Exercise instructions: Everything in the listing except the pictures should be written out exactly.

Raw data:
============
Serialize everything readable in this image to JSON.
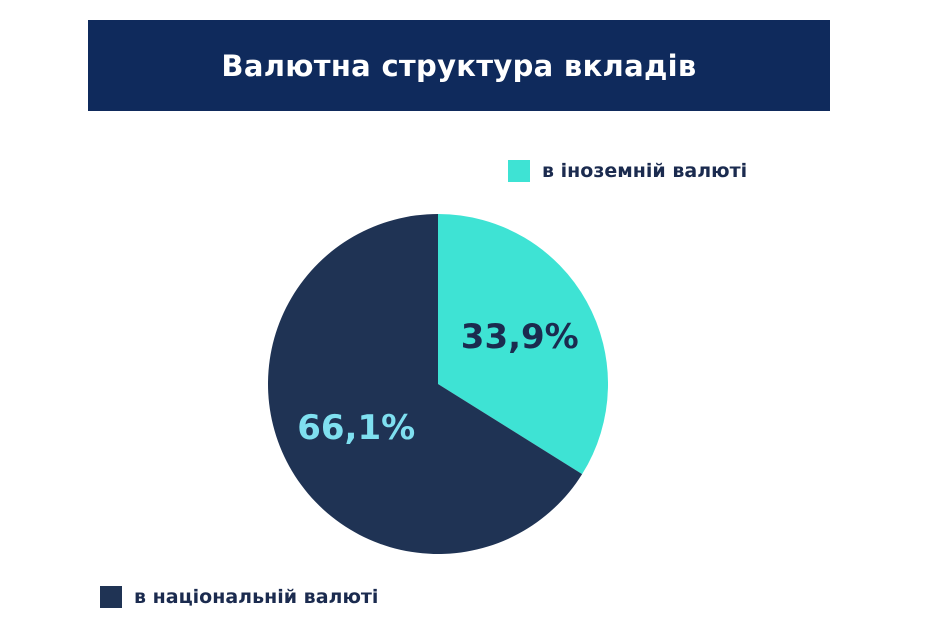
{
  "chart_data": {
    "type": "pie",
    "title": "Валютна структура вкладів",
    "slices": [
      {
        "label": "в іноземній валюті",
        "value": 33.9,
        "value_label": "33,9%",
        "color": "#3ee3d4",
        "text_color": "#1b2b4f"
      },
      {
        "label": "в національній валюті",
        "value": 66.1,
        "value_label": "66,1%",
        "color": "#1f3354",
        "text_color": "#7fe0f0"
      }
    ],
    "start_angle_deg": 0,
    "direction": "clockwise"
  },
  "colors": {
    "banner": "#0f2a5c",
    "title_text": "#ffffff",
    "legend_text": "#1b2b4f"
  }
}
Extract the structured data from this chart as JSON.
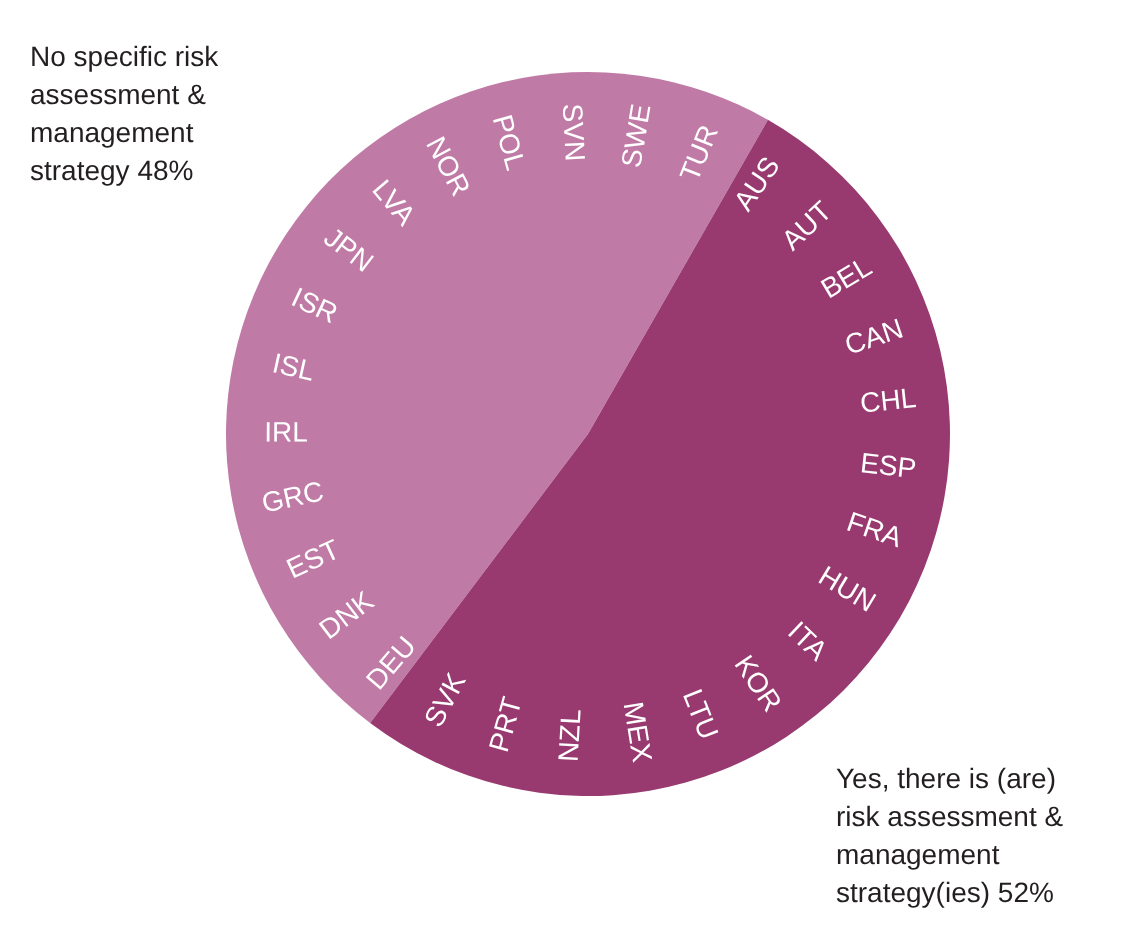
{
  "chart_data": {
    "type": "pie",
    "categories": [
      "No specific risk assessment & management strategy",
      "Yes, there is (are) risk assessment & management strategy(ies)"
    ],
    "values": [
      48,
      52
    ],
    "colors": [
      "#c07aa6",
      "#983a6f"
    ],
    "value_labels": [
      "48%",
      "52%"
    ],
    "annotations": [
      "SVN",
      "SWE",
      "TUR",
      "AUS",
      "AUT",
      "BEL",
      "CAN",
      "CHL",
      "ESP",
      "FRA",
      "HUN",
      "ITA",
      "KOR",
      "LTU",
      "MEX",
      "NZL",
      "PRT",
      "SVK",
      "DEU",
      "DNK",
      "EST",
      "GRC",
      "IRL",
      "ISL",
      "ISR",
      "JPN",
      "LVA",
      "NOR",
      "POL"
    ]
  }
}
============
Task answer:
Serialize everything readable in this image to JSON.
{
  "chart_data": {
    "type": "pie",
    "title": "Валютна структура вкладів",
    "slices": [
      {
        "label": "в іноземній валюті",
        "value": 33.9,
        "value_label": "33,9%",
        "color": "#3ee3d4",
        "text_color": "#1b2b4f"
      },
      {
        "label": "в національній валюті",
        "value": 66.1,
        "value_label": "66,1%",
        "color": "#1f3354",
        "text_color": "#7fe0f0"
      }
    ],
    "start_angle_deg": 0,
    "direction": "clockwise"
  },
  "colors": {
    "banner": "#0f2a5c",
    "title_text": "#ffffff",
    "legend_text": "#1b2b4f"
  }
}
Extract the structured data from this chart as JSON.
{
  "chart_data": {
    "type": "pie",
    "categories": [
      "No specific risk assessment & management strategy",
      "Yes, there is (are) risk assessment & management strategy(ies)"
    ],
    "values": [
      48,
      52
    ],
    "colors": [
      "#c07aa6",
      "#983a6f"
    ],
    "value_labels": [
      "48%",
      "52%"
    ],
    "annotations": [
      "SVN",
      "SWE",
      "TUR",
      "AUS",
      "AUT",
      "BEL",
      "CAN",
      "CHL",
      "ESP",
      "FRA",
      "HUN",
      "ITA",
      "KOR",
      "LTU",
      "MEX",
      "NZL",
      "PRT",
      "SVK",
      "DEU",
      "DNK",
      "EST",
      "GRC",
      "IRL",
      "ISL",
      "ISR",
      "JPN",
      "LVA",
      "NOR",
      "POL"
    ]
  }
}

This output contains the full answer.